» Input records:
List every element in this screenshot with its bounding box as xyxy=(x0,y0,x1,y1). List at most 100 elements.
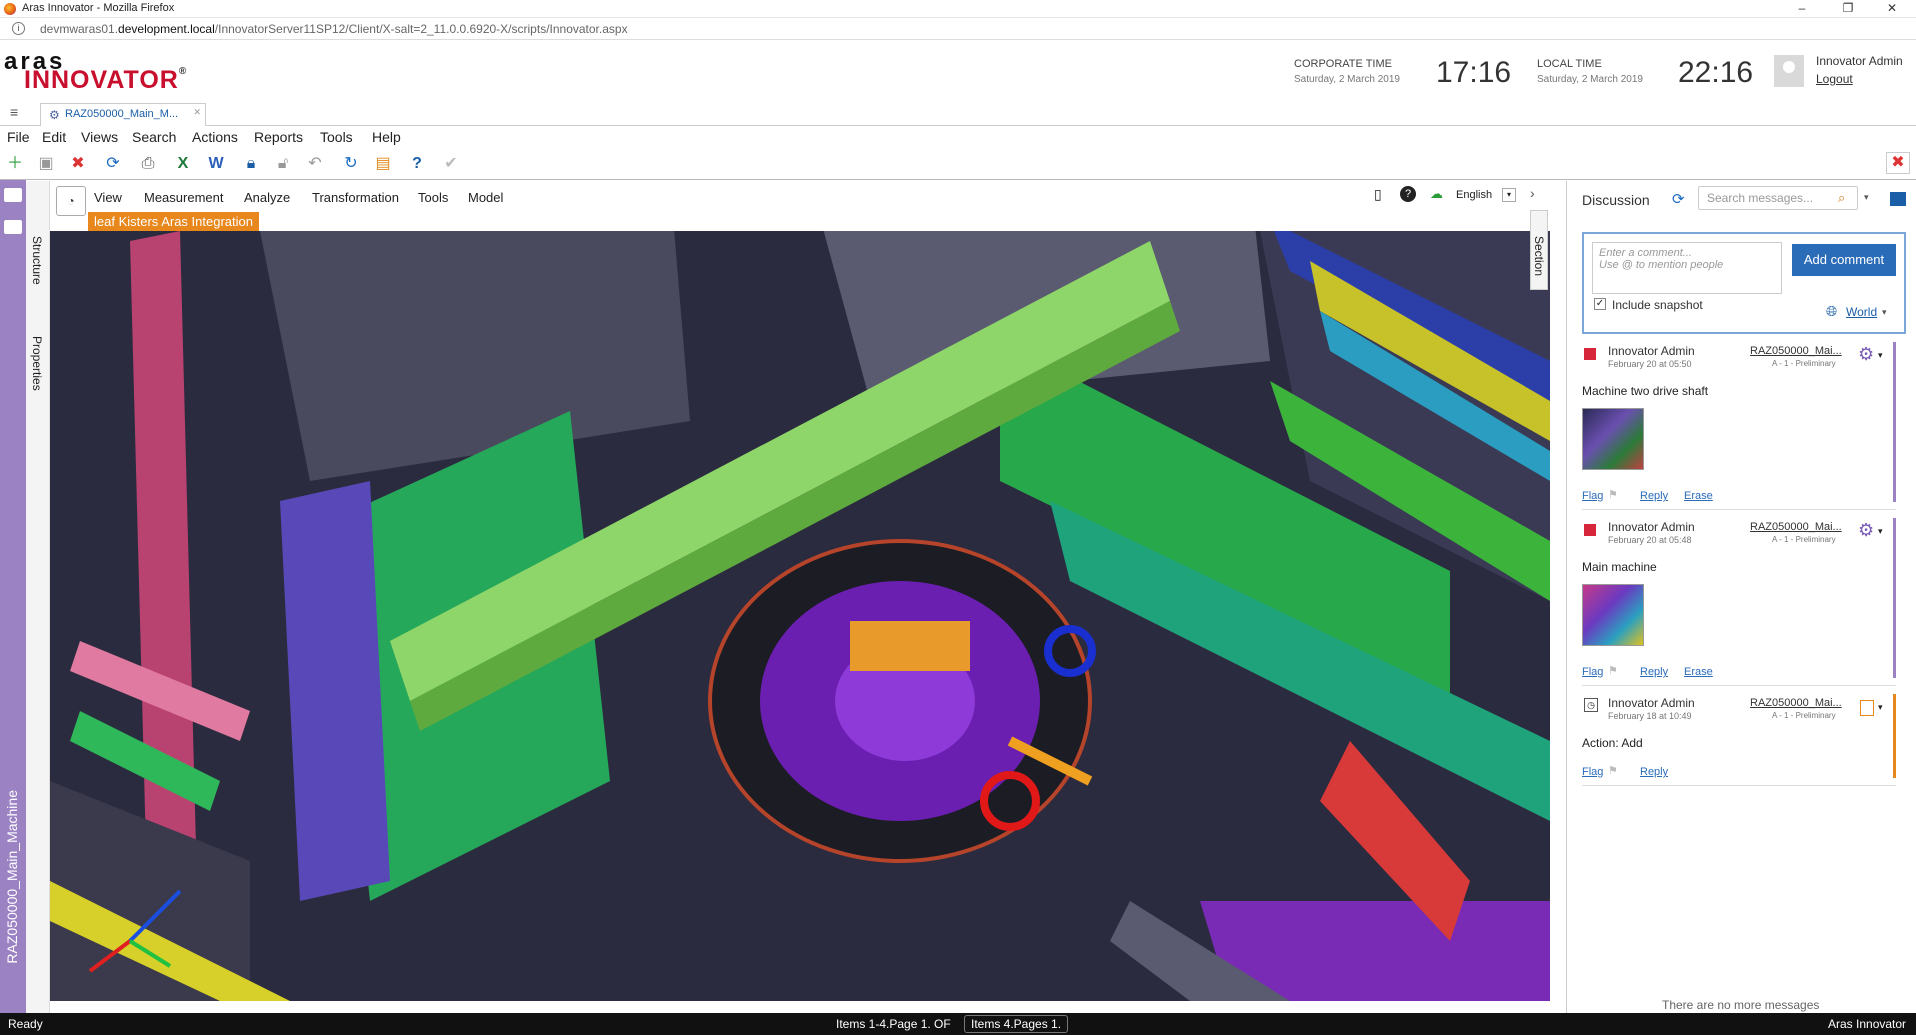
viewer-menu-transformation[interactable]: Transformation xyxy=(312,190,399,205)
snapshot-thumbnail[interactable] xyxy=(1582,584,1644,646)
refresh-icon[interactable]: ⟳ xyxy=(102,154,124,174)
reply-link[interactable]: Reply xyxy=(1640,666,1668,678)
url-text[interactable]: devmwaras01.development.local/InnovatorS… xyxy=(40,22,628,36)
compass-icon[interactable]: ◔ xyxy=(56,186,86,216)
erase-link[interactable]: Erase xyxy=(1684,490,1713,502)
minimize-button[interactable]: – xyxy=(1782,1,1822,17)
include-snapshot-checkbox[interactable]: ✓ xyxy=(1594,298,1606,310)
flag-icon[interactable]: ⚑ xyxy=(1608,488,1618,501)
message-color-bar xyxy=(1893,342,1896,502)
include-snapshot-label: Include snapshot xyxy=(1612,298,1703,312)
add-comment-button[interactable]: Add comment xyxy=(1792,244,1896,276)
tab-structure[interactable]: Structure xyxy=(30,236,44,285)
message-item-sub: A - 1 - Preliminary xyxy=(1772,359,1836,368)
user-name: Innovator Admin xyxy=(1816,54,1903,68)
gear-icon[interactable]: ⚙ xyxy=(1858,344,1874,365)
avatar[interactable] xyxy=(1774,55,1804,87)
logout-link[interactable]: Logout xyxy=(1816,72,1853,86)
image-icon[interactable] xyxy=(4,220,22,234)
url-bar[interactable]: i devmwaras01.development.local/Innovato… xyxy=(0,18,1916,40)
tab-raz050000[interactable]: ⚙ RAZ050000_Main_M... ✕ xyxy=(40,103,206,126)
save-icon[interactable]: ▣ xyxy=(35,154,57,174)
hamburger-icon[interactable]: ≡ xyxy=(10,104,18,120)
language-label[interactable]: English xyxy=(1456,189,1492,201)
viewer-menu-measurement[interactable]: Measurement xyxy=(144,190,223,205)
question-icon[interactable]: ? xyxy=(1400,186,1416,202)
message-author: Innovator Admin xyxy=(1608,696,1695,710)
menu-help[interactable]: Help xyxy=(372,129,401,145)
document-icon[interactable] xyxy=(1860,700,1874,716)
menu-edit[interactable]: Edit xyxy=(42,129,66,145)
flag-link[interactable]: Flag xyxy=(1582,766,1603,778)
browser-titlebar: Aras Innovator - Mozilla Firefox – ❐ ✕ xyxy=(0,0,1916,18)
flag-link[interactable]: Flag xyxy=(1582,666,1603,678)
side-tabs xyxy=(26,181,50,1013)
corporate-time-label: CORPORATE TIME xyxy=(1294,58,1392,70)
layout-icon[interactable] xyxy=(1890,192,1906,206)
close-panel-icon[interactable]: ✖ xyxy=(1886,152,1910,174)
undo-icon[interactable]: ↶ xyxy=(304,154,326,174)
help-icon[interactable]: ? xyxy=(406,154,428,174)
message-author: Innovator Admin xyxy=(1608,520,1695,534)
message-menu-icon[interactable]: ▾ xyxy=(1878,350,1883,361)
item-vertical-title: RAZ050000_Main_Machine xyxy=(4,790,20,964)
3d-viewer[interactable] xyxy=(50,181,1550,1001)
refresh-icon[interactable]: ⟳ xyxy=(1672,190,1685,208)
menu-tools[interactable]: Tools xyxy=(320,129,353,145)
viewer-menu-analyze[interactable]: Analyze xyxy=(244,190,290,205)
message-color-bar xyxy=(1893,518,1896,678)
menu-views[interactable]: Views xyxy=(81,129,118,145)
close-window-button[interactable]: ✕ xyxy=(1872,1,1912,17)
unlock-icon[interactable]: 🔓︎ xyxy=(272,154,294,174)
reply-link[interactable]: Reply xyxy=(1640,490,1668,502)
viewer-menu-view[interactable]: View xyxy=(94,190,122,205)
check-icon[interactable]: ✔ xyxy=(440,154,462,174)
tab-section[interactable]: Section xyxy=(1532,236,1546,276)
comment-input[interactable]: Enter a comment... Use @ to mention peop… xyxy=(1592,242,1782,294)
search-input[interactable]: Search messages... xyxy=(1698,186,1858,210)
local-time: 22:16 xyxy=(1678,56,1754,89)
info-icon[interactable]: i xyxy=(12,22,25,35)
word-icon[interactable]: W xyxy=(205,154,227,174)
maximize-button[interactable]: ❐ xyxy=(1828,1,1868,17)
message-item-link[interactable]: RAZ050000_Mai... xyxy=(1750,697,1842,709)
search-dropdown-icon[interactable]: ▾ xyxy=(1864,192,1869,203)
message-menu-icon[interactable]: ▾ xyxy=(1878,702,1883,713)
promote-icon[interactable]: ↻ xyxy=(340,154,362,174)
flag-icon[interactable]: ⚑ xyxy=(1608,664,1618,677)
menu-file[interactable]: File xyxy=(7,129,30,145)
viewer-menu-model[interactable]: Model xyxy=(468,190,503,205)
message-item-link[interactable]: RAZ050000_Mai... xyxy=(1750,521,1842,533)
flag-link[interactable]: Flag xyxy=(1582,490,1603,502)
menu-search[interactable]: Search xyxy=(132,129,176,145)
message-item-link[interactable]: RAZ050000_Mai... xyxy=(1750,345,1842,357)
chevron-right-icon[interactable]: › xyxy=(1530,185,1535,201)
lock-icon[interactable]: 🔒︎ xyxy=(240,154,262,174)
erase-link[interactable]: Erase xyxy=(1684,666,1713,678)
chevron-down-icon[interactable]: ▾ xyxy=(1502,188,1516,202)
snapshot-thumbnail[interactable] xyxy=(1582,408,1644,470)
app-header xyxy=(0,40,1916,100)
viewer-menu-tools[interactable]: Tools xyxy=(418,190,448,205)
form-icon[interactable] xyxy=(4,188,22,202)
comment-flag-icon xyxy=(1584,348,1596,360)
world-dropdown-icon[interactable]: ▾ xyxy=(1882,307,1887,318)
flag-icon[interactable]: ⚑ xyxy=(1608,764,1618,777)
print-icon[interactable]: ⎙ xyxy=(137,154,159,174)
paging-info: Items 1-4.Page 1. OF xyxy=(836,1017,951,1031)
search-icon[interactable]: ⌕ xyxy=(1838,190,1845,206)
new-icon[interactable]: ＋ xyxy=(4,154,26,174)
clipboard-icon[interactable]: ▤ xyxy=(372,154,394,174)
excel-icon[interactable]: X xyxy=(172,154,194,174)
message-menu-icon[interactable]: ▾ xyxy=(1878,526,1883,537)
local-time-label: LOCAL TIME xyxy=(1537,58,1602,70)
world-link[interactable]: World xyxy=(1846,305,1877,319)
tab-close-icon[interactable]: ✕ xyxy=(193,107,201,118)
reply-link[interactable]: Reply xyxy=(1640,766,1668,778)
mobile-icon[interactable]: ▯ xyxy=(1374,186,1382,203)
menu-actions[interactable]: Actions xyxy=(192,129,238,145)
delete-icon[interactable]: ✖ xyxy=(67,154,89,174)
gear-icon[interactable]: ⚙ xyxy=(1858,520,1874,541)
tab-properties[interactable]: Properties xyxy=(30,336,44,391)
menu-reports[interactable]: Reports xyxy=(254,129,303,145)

» Stated goal: Please pull out every line above that contains the string "label", matching case exactly.

» Answer to this exercise:
include-snapshot-label: Include snapshot xyxy=(1612,298,1703,312)
language-label[interactable]: English xyxy=(1456,189,1492,201)
corporate-time-label: CORPORATE TIME xyxy=(1294,58,1392,70)
local-time-label: LOCAL TIME xyxy=(1537,58,1602,70)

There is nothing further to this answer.